> _EXERCISE_:
Write out the data below in full, unchanged, minus the images.

___ MATERIAL SUPPLIED

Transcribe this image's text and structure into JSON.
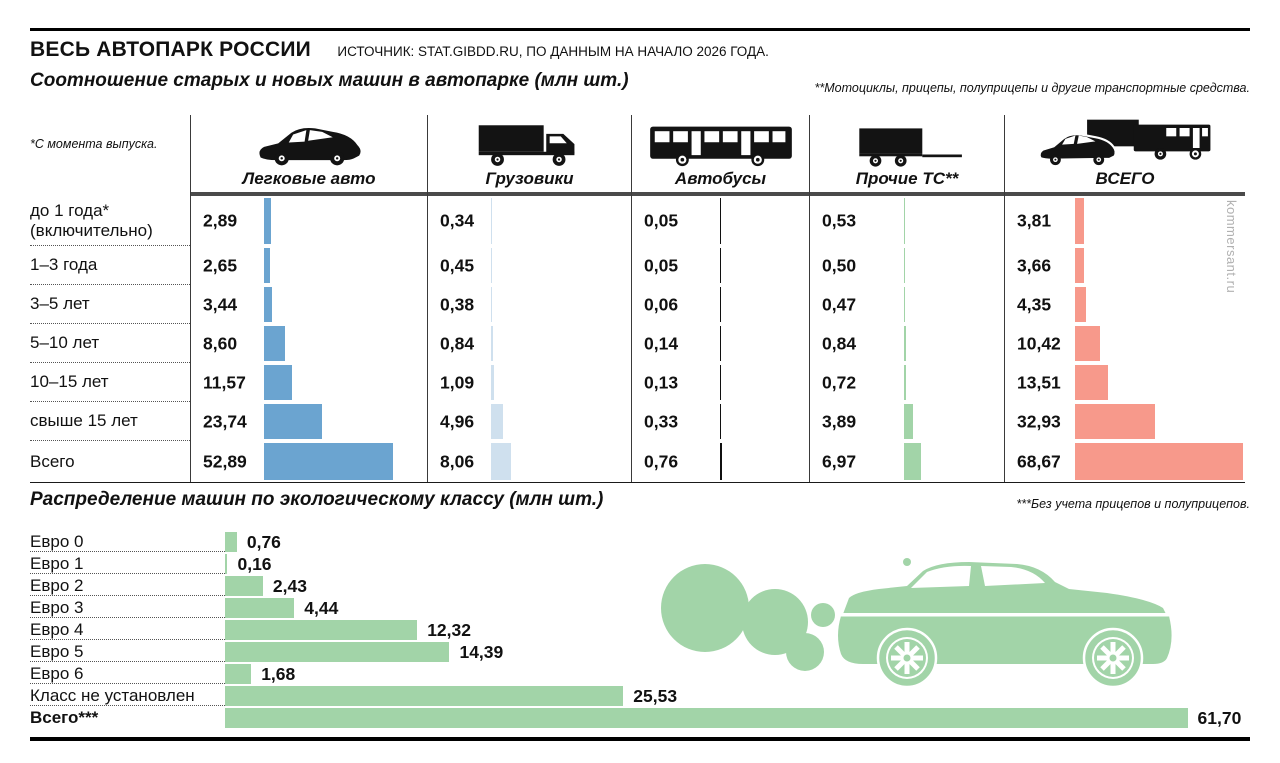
{
  "header": {
    "title": "ВЕСЬ АВТОПАРК РОССИИ",
    "source": "ИСТОЧНИК: STAT.GIBDD.RU, ПО ДАННЫМ НА НАЧАЛО 2026 ГОДА.",
    "watermark": "kommersant.ru"
  },
  "footnotes": {
    "age": "*С момента выпуска.",
    "other_vehicles": "**Мотоциклы, прицепы, полуприцепы и другие транспортные средства.",
    "no_trailers": "***Без учета прицепов и полуприцепов."
  },
  "chart_data": [
    {
      "type": "bar",
      "orientation": "horizontal",
      "title": "Соотношение старых и новых машин в автопарке (млн шт.)",
      "unit": "млн шт.",
      "value_format": "comma-decimal",
      "categories": [
        "до 1 года*\n(включительно)",
        "1–3 года",
        "3–5 лет",
        "5–10 лет",
        "10–15 лет",
        "свыше 15 лет",
        "Всего"
      ],
      "series": [
        {
          "name": "Легковые авто",
          "icon": "car-icon",
          "color": "#6ba4d0",
          "values": [
            2.89,
            2.65,
            3.44,
            8.6,
            11.57,
            23.74,
            52.89
          ]
        },
        {
          "name": "Грузовики",
          "icon": "truck-icon",
          "color": "#cfe0ee",
          "values": [
            0.34,
            0.45,
            0.38,
            0.84,
            1.09,
            4.96,
            8.06
          ]
        },
        {
          "name": "Автобусы",
          "icon": "bus-icon",
          "color": "#101010",
          "values": [
            0.05,
            0.05,
            0.06,
            0.14,
            0.13,
            0.33,
            0.76
          ]
        },
        {
          "name": "Прочие ТС**",
          "icon": "trailer-icon",
          "color": "#a2d4a8",
          "values": [
            0.53,
            0.5,
            0.47,
            0.84,
            0.72,
            3.89,
            6.97
          ]
        },
        {
          "name": "ВСЕГО",
          "icon": "all-vehicles-icon",
          "color": "#f7998b",
          "values": [
            3.81,
            3.66,
            4.35,
            10.42,
            13.51,
            32.93,
            68.67
          ]
        }
      ],
      "legend": "column headers with vehicle icons",
      "grid": false
    },
    {
      "type": "bar",
      "orientation": "horizontal",
      "title": "Распределение машин по экологическому классу (млн шт.)",
      "unit": "млн шт.",
      "value_format": "comma-decimal",
      "color": "#a2d4a8",
      "categories": [
        "Евро 0",
        "Евро 1",
        "Евро 2",
        "Евро 3",
        "Евро 4",
        "Евро 5",
        "Евро 6",
        "Класс не установлен",
        "Всего***"
      ],
      "values": [
        0.76,
        0.16,
        2.43,
        4.44,
        12.32,
        14.39,
        1.68,
        25.53,
        61.7
      ],
      "grid": false
    }
  ]
}
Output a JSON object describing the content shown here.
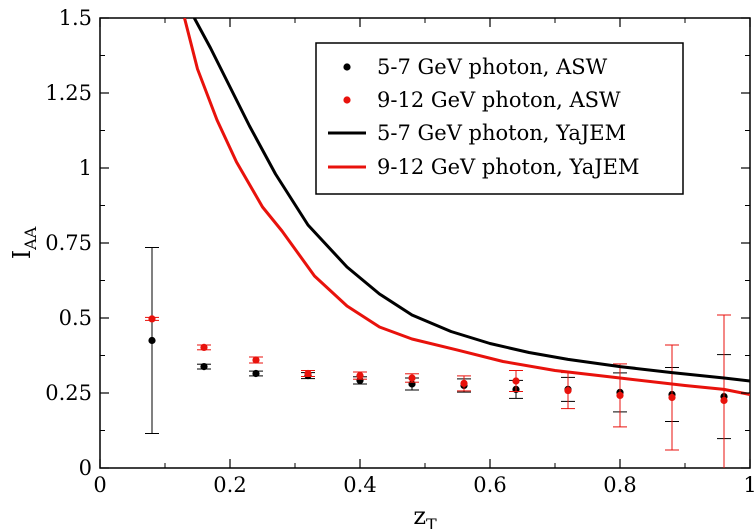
{
  "chart_data": {
    "type": "scatter",
    "title": "",
    "xlabel": "z_T",
    "ylabel": "I_AA",
    "xlim": [
      0,
      1
    ],
    "ylim": [
      0,
      1.5
    ],
    "x_ticks": [
      "0",
      "0.2",
      "0.4",
      "0.6",
      "0.8",
      "1"
    ],
    "y_ticks": [
      "0",
      "0.25",
      "0.5",
      "0.75",
      "1",
      "1.25",
      "1.5"
    ],
    "grid": false,
    "legend_position": "top-right",
    "series": [
      {
        "name": "5-7 GeV photon, ASW",
        "kind": "points",
        "color": "#000000",
        "x": [
          0.08,
          0.16,
          0.24,
          0.32,
          0.4,
          0.48,
          0.56,
          0.64,
          0.72,
          0.8,
          0.88,
          0.96
        ],
        "y": [
          0.425,
          0.338,
          0.315,
          0.308,
          0.292,
          0.28,
          0.275,
          0.262,
          0.262,
          0.252,
          0.245,
          0.238
        ],
        "yerr": [
          0.31,
          0.008,
          0.008,
          0.01,
          0.012,
          0.02,
          0.022,
          0.03,
          0.04,
          0.065,
          0.09,
          0.14
        ]
      },
      {
        "name": "9-12 GeV photon, ASW",
        "kind": "points",
        "color": "#e8120c",
        "x": [
          0.08,
          0.16,
          0.24,
          0.32,
          0.4,
          0.48,
          0.56,
          0.64,
          0.72,
          0.8,
          0.88,
          0.96
        ],
        "y": [
          0.497,
          0.402,
          0.36,
          0.315,
          0.308,
          0.3,
          0.282,
          0.29,
          0.258,
          0.242,
          0.235,
          0.225
        ],
        "yerr": [
          0.005,
          0.008,
          0.01,
          0.01,
          0.012,
          0.014,
          0.025,
          0.035,
          0.06,
          0.105,
          0.175,
          0.285
        ]
      },
      {
        "name": "5-7 GeV photon, YaJEM",
        "kind": "line",
        "color": "#000000",
        "x": [
          0.145,
          0.17,
          0.2,
          0.23,
          0.27,
          0.32,
          0.38,
          0.43,
          0.48,
          0.54,
          0.6,
          0.66,
          0.72,
          0.8,
          0.88,
          0.96,
          1.0
        ],
        "y": [
          1.5,
          1.4,
          1.27,
          1.14,
          0.98,
          0.81,
          0.67,
          0.58,
          0.51,
          0.455,
          0.415,
          0.385,
          0.362,
          0.338,
          0.318,
          0.3,
          0.29
        ]
      },
      {
        "name": "9-12 GeV photon, YaJEM",
        "kind": "line",
        "color": "#e8120c",
        "x": [
          0.13,
          0.15,
          0.18,
          0.21,
          0.25,
          0.28,
          0.33,
          0.38,
          0.43,
          0.48,
          0.55,
          0.62,
          0.7,
          0.8,
          0.9,
          0.96,
          1.0
        ],
        "y": [
          1.5,
          1.33,
          1.16,
          1.02,
          0.87,
          0.79,
          0.64,
          0.54,
          0.47,
          0.43,
          0.393,
          0.355,
          0.325,
          0.3,
          0.275,
          0.262,
          0.245
        ]
      }
    ]
  }
}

______

> _THE SOLUTION_:
Transcribe this image's text and structure into JSON.
{
  "header": {
    "title": "ВЕСЬ АВТОПАРК РОССИИ",
    "source": "ИСТОЧНИК: STAT.GIBDD.RU, ПО ДАННЫМ НА НАЧАЛО 2026 ГОДА.",
    "watermark": "kommersant.ru"
  },
  "footnotes": {
    "age": "*С момента выпуска.",
    "other_vehicles": "**Мотоциклы, прицепы, полуприцепы и другие транспортные средства.",
    "no_trailers": "***Без учета прицепов и полуприцепов."
  },
  "chart_data": [
    {
      "type": "bar",
      "orientation": "horizontal",
      "title": "Соотношение старых и новых машин в автопарке (млн шт.)",
      "unit": "млн шт.",
      "value_format": "comma-decimal",
      "categories": [
        "до 1 года*\n(включительно)",
        "1–3 года",
        "3–5 лет",
        "5–10 лет",
        "10–15 лет",
        "свыше 15 лет",
        "Всего"
      ],
      "series": [
        {
          "name": "Легковые авто",
          "icon": "car-icon",
          "color": "#6ba4d0",
          "values": [
            2.89,
            2.65,
            3.44,
            8.6,
            11.57,
            23.74,
            52.89
          ]
        },
        {
          "name": "Грузовики",
          "icon": "truck-icon",
          "color": "#cfe0ee",
          "values": [
            0.34,
            0.45,
            0.38,
            0.84,
            1.09,
            4.96,
            8.06
          ]
        },
        {
          "name": "Автобусы",
          "icon": "bus-icon",
          "color": "#101010",
          "values": [
            0.05,
            0.05,
            0.06,
            0.14,
            0.13,
            0.33,
            0.76
          ]
        },
        {
          "name": "Прочие ТС**",
          "icon": "trailer-icon",
          "color": "#a2d4a8",
          "values": [
            0.53,
            0.5,
            0.47,
            0.84,
            0.72,
            3.89,
            6.97
          ]
        },
        {
          "name": "ВСЕГО",
          "icon": "all-vehicles-icon",
          "color": "#f7998b",
          "values": [
            3.81,
            3.66,
            4.35,
            10.42,
            13.51,
            32.93,
            68.67
          ]
        }
      ],
      "legend": "column headers with vehicle icons",
      "grid": false
    },
    {
      "type": "bar",
      "orientation": "horizontal",
      "title": "Распределение машин по экологическому классу (млн шт.)",
      "unit": "млн шт.",
      "value_format": "comma-decimal",
      "color": "#a2d4a8",
      "categories": [
        "Евро 0",
        "Евро 1",
        "Евро 2",
        "Евро 3",
        "Евро 4",
        "Евро 5",
        "Евро 6",
        "Класс не установлен",
        "Всего***"
      ],
      "values": [
        0.76,
        0.16,
        2.43,
        4.44,
        12.32,
        14.39,
        1.68,
        25.53,
        61.7
      ],
      "grid": false
    }
  ]
}
Output a JSON object describing the content shown here.
{
  "chart_data": {
    "type": "scatter",
    "title": "",
    "xlabel": "z_T",
    "ylabel": "I_AA",
    "xlim": [
      0,
      1
    ],
    "ylim": [
      0,
      1.5
    ],
    "x_ticks": [
      "0",
      "0.2",
      "0.4",
      "0.6",
      "0.8",
      "1"
    ],
    "y_ticks": [
      "0",
      "0.25",
      "0.5",
      "0.75",
      "1",
      "1.25",
      "1.5"
    ],
    "grid": false,
    "legend_position": "top-right",
    "series": [
      {
        "name": "5-7 GeV photon, ASW",
        "kind": "points",
        "color": "#000000",
        "x": [
          0.08,
          0.16,
          0.24,
          0.32,
          0.4,
          0.48,
          0.56,
          0.64,
          0.72,
          0.8,
          0.88,
          0.96
        ],
        "y": [
          0.425,
          0.338,
          0.315,
          0.308,
          0.292,
          0.28,
          0.275,
          0.262,
          0.262,
          0.252,
          0.245,
          0.238
        ],
        "yerr": [
          0.31,
          0.008,
          0.008,
          0.01,
          0.012,
          0.02,
          0.022,
          0.03,
          0.04,
          0.065,
          0.09,
          0.14
        ]
      },
      {
        "name": "9-12 GeV photon, ASW",
        "kind": "points",
        "color": "#e8120c",
        "x": [
          0.08,
          0.16,
          0.24,
          0.32,
          0.4,
          0.48,
          0.56,
          0.64,
          0.72,
          0.8,
          0.88,
          0.96
        ],
        "y": [
          0.497,
          0.402,
          0.36,
          0.315,
          0.308,
          0.3,
          0.282,
          0.29,
          0.258,
          0.242,
          0.235,
          0.225
        ],
        "yerr": [
          0.005,
          0.008,
          0.01,
          0.01,
          0.012,
          0.014,
          0.025,
          0.035,
          0.06,
          0.105,
          0.175,
          0.285
        ]
      },
      {
        "name": "5-7 GeV photon, YaJEM",
        "kind": "line",
        "color": "#000000",
        "x": [
          0.145,
          0.17,
          0.2,
          0.23,
          0.27,
          0.32,
          0.38,
          0.43,
          0.48,
          0.54,
          0.6,
          0.66,
          0.72,
          0.8,
          0.88,
          0.96,
          1.0
        ],
        "y": [
          1.5,
          1.4,
          1.27,
          1.14,
          0.98,
          0.81,
          0.67,
          0.58,
          0.51,
          0.455,
          0.415,
          0.385,
          0.362,
          0.338,
          0.318,
          0.3,
          0.29
        ]
      },
      {
        "name": "9-12 GeV photon, YaJEM",
        "kind": "line",
        "color": "#e8120c",
        "x": [
          0.13,
          0.15,
          0.18,
          0.21,
          0.25,
          0.28,
          0.33,
          0.38,
          0.43,
          0.48,
          0.55,
          0.62,
          0.7,
          0.8,
          0.9,
          0.96,
          1.0
        ],
        "y": [
          1.5,
          1.33,
          1.16,
          1.02,
          0.87,
          0.79,
          0.64,
          0.54,
          0.47,
          0.43,
          0.393,
          0.355,
          0.325,
          0.3,
          0.275,
          0.262,
          0.245
        ]
      }
    ]
  }
}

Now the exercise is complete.